PROBLEM DETAILS |
Output the lines of the records from the very first line through the line containing "point xyxy=(178,318,188,328)", both included, as a JSON list of strings with one string per line and blank lines omitted.

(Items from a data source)

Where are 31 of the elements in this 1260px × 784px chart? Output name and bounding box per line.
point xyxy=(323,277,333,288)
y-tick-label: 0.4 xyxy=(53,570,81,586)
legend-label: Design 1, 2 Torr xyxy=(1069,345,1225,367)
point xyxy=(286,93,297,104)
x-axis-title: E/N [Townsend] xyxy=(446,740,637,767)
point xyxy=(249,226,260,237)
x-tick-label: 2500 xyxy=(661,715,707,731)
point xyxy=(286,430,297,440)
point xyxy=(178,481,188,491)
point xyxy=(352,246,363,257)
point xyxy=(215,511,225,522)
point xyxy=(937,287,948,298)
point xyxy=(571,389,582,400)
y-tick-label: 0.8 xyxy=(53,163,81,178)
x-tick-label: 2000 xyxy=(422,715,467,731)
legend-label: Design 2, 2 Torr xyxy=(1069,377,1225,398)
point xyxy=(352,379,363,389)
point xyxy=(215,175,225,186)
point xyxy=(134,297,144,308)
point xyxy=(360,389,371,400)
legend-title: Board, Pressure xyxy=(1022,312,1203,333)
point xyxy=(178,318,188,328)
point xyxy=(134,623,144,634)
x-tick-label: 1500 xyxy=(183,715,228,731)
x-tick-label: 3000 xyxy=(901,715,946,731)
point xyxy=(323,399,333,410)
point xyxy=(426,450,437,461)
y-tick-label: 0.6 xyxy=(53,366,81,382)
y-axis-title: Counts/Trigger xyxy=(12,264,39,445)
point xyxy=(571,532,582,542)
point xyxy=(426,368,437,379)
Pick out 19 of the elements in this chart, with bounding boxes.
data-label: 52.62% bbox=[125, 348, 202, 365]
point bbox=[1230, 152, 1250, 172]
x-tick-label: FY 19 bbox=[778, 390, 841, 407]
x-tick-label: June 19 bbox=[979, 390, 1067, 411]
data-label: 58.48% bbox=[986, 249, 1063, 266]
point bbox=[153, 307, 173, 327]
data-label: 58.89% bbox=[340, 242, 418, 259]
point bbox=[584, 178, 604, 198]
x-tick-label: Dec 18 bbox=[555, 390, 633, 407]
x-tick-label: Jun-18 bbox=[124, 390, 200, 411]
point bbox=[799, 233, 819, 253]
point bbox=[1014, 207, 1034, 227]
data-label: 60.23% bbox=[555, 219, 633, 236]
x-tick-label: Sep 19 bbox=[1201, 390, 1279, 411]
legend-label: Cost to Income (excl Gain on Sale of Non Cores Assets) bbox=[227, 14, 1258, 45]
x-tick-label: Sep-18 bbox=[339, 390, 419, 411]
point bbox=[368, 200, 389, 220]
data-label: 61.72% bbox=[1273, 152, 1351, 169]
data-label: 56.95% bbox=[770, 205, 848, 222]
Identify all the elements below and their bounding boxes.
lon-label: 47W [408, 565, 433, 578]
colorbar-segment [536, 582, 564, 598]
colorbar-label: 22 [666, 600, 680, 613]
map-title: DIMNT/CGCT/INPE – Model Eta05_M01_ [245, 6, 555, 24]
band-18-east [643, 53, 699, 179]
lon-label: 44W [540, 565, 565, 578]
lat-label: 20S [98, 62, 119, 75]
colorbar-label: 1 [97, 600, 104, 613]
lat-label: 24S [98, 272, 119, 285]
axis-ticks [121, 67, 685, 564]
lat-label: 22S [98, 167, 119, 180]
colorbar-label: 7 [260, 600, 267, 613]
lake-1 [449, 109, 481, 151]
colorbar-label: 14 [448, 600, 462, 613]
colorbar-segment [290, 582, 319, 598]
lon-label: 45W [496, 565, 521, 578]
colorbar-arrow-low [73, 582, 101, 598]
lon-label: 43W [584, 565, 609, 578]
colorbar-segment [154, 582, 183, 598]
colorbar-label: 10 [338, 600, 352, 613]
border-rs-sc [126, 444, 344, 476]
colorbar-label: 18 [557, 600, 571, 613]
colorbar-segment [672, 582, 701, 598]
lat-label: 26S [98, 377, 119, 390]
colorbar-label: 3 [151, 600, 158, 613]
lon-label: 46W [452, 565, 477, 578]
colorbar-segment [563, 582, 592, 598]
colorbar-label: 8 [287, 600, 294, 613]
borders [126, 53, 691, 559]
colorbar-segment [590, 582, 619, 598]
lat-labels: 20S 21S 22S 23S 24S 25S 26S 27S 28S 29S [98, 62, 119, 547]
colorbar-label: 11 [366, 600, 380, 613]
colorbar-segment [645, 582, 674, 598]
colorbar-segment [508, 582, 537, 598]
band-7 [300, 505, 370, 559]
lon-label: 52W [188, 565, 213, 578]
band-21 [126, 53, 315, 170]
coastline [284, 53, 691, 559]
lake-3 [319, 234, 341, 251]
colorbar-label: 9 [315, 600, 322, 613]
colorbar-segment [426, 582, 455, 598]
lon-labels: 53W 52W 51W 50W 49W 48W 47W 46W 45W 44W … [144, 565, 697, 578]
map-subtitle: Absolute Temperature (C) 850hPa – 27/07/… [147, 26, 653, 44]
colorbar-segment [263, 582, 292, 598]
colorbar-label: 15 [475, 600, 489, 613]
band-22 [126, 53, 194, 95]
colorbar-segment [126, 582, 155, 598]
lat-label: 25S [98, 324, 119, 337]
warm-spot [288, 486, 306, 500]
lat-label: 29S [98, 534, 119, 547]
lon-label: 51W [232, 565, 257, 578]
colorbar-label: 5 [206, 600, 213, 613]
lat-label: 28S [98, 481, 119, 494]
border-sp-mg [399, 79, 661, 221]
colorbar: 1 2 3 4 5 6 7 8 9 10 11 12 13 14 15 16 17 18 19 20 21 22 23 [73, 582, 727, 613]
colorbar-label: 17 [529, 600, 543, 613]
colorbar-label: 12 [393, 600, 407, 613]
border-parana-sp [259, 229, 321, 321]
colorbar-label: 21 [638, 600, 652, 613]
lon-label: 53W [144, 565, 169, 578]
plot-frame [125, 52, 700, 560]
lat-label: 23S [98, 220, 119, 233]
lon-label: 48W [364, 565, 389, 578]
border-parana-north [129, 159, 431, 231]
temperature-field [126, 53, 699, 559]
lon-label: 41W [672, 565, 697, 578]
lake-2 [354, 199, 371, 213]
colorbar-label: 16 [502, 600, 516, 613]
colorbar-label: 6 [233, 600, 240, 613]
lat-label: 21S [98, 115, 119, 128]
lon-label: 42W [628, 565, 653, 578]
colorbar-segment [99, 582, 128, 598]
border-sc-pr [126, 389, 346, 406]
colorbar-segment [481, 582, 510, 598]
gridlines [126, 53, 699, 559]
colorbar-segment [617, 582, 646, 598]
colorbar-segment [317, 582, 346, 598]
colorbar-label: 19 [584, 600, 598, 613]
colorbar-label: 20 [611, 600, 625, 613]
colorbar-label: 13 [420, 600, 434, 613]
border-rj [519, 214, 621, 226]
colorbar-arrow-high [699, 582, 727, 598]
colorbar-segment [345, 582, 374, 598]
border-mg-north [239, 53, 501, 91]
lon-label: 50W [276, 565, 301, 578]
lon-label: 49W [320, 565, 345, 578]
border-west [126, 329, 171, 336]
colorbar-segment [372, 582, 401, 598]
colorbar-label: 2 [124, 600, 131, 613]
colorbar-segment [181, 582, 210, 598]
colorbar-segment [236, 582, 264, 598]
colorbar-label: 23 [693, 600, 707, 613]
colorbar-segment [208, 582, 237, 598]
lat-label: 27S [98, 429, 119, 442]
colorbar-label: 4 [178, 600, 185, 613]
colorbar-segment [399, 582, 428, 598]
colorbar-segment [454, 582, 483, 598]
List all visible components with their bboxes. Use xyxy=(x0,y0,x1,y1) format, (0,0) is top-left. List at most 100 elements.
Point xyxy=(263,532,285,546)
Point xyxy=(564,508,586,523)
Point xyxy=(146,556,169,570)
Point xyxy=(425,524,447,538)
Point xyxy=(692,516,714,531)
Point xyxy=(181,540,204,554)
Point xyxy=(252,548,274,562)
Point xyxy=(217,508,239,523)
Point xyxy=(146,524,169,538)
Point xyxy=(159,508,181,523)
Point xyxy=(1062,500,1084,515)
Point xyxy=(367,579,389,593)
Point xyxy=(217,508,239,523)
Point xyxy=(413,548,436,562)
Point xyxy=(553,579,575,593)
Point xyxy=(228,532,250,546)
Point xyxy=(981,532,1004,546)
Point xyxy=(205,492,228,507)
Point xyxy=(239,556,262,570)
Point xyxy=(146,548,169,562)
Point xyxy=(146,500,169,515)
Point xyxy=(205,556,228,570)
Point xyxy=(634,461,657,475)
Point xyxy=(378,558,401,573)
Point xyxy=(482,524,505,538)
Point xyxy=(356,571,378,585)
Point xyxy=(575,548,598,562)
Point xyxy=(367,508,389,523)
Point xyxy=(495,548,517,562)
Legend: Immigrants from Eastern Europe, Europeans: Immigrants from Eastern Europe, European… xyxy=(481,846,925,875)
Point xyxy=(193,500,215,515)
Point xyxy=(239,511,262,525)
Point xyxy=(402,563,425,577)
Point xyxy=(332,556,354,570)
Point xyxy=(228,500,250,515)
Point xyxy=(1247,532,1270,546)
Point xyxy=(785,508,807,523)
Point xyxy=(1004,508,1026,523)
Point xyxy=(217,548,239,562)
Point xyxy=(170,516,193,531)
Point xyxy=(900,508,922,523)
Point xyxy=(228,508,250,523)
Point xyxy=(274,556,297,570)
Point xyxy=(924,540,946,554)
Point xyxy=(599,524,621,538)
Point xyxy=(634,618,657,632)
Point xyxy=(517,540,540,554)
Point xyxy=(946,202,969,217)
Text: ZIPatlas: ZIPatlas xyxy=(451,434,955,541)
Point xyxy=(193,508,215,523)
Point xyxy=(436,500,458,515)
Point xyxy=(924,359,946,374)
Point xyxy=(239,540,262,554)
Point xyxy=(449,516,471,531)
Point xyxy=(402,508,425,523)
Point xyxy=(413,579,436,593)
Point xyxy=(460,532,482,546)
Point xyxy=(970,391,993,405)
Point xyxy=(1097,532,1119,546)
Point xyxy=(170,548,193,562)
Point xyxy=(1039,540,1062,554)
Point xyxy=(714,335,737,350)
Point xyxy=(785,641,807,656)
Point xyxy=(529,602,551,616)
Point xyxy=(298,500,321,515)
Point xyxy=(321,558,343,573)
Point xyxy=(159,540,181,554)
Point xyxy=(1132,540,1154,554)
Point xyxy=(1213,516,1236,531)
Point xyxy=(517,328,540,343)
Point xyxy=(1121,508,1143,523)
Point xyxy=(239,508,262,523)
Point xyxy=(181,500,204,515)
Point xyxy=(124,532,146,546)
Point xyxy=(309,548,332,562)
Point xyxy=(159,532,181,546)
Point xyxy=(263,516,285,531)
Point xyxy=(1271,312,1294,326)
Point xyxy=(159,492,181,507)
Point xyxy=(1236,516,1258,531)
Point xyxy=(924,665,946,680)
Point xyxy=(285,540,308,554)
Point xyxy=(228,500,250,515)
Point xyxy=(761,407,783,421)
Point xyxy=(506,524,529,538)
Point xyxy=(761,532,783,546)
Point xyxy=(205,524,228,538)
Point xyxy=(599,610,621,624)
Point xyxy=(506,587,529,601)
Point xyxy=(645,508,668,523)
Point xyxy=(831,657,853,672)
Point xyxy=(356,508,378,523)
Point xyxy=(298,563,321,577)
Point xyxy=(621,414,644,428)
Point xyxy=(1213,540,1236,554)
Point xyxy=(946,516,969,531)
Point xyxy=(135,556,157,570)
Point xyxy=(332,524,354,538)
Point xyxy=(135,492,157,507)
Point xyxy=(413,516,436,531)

RESULT |
[
  "Where are 31 of the elements in this 1260px × 784px chart? Output name and bounding box per line.",
  "point xyxy=(323,277,333,288)",
  "y-tick-label: 0.4 xyxy=(53,570,81,586)",
  "legend-label: Design 1, 2 Torr xyxy=(1069,345,1225,367)",
  "point xyxy=(286,93,297,104)",
  "x-axis-title: E/N [Townsend] xyxy=(446,740,637,767)",
  "point xyxy=(249,226,260,237)",
  "x-tick-label: 2500 xyxy=(661,715,707,731)",
  "point xyxy=(286,430,297,440)",
  "point xyxy=(178,481,188,491)",
  "point xyxy=(352,246,363,257)",
  "point xyxy=(215,511,225,522)",
  "point xyxy=(937,287,948,298)",
  "point xyxy=(571,389,582,400)",
  "y-tick-label: 0.8 xyxy=(53,163,81,178)",
  "x-tick-label: 2000 xyxy=(422,715,467,731)",
  "legend-label: Design 2, 2 Torr xyxy=(1069,377,1225,398)",
  "point xyxy=(352,379,363,389)",
  "point xyxy=(215,175,225,186)",
  "point xyxy=(134,297,144,308)",
  "point xyxy=(360,389,371,400)",
  "legend-title: Board, Pressure xyxy=(1022,312,1203,333)",
  "point xyxy=(178,318,188,328)"
]